Extracted records
----
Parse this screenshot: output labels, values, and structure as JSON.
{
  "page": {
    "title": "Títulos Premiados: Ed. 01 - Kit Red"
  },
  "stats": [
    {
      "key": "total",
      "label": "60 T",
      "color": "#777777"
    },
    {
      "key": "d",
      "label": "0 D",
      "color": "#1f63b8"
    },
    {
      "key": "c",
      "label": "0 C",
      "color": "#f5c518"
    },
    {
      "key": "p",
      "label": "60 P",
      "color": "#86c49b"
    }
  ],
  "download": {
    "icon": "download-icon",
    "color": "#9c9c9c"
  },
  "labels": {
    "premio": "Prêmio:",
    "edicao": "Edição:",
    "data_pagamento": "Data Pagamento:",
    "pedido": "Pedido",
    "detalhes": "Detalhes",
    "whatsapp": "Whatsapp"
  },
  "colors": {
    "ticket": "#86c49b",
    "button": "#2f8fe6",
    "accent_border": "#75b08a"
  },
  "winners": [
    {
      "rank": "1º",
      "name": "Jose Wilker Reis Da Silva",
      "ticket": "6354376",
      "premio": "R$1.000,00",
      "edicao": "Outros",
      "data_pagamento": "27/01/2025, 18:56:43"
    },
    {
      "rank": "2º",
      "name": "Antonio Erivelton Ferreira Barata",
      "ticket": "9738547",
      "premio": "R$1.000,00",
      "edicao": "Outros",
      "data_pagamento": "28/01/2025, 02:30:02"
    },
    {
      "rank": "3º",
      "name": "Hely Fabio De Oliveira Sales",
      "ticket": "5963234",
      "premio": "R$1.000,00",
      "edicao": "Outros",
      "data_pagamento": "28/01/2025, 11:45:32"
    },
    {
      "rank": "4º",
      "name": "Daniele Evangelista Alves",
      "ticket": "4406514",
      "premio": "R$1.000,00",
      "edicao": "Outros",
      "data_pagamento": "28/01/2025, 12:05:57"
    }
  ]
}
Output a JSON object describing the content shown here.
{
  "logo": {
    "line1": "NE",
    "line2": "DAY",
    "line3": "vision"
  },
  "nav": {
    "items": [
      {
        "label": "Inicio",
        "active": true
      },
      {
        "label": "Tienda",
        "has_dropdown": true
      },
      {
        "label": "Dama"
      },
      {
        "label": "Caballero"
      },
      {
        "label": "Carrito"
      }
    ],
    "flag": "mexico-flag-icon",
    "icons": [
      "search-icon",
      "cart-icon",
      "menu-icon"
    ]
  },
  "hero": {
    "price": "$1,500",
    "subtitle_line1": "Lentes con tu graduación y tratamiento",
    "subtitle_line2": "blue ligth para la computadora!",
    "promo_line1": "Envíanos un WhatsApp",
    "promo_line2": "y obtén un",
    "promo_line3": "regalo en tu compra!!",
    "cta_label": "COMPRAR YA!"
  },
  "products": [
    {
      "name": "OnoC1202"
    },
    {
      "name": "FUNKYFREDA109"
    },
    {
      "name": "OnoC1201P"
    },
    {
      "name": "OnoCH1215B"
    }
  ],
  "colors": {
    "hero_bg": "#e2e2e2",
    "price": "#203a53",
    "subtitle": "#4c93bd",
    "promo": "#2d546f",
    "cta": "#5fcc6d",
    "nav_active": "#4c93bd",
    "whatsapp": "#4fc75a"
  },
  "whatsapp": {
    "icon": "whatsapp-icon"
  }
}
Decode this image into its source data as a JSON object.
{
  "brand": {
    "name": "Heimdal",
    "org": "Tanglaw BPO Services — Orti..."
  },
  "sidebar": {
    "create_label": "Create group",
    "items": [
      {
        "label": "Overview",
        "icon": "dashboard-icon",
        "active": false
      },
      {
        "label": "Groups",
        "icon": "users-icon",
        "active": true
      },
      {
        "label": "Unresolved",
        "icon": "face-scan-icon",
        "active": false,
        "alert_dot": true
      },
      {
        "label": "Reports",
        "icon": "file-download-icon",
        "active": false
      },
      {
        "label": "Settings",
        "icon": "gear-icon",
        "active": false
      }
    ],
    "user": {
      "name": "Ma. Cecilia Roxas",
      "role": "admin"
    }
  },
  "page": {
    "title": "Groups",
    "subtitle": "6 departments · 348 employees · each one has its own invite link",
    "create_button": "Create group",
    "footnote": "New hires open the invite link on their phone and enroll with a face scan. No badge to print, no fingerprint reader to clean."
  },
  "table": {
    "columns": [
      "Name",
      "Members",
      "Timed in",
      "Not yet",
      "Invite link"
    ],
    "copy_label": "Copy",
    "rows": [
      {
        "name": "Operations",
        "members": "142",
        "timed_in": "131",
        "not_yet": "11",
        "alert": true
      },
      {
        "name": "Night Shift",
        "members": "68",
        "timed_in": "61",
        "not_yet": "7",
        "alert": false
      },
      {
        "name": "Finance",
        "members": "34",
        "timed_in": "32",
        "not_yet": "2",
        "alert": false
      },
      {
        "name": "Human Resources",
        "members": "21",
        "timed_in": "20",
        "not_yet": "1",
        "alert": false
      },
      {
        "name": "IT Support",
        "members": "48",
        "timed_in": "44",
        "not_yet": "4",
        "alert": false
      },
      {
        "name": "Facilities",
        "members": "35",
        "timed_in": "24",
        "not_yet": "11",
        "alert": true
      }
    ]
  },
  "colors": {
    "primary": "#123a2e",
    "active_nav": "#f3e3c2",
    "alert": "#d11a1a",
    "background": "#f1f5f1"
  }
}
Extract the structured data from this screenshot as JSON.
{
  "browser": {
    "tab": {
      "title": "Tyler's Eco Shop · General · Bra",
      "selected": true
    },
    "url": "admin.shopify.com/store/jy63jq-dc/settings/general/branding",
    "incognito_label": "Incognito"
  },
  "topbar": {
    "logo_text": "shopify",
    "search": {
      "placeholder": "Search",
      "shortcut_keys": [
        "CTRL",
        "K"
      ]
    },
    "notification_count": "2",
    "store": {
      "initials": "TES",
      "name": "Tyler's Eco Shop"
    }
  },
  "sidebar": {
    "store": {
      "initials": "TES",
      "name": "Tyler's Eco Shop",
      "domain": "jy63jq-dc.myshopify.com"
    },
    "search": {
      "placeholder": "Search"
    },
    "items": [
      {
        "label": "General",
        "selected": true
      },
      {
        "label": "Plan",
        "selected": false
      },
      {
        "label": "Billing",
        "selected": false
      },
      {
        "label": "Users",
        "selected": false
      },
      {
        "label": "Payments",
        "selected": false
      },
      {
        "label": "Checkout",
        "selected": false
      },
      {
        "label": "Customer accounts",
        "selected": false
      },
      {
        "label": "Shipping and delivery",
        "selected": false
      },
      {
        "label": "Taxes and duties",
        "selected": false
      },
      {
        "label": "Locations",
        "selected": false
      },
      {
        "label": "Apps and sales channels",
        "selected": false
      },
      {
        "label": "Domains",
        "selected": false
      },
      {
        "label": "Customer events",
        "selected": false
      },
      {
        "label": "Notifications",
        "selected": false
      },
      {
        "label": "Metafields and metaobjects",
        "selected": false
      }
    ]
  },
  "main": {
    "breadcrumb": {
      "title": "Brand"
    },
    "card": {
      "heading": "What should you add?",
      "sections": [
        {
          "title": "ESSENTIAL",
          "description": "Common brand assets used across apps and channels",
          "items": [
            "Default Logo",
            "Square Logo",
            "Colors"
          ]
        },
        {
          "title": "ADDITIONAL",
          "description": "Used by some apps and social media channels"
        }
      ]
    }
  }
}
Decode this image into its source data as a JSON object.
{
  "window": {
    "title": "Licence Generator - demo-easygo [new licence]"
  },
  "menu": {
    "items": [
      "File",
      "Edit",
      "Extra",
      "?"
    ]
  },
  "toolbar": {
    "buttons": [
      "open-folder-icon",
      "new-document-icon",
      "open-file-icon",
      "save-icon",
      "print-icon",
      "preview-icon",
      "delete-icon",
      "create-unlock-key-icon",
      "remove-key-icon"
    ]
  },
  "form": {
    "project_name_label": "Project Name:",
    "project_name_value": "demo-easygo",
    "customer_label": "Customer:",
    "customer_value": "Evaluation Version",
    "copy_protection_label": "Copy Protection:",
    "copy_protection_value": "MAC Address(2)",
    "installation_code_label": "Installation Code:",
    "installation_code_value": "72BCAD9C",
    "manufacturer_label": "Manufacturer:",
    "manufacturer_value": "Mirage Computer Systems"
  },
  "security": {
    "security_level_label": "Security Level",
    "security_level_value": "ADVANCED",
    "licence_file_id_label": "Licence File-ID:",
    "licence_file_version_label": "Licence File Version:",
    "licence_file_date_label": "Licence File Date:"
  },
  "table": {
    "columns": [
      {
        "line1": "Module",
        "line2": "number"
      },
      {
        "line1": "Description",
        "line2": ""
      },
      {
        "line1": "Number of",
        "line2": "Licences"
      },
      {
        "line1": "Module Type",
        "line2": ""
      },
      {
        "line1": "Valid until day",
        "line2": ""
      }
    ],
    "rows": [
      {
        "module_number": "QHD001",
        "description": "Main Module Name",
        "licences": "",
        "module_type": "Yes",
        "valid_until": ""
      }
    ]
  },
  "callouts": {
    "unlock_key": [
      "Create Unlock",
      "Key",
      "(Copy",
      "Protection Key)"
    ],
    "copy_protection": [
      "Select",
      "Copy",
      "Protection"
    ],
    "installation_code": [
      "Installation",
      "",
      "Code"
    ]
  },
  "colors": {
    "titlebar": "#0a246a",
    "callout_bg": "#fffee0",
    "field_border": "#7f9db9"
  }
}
----
Instructions to follow
Copy out every line where the word "true" occurs.

Solution for this exercise
        "active": true
        "has_dropdown": true
        "active": true
        "alert_dot": true
        "alert": true
        "alert": true
      "selected": true
        "selected": true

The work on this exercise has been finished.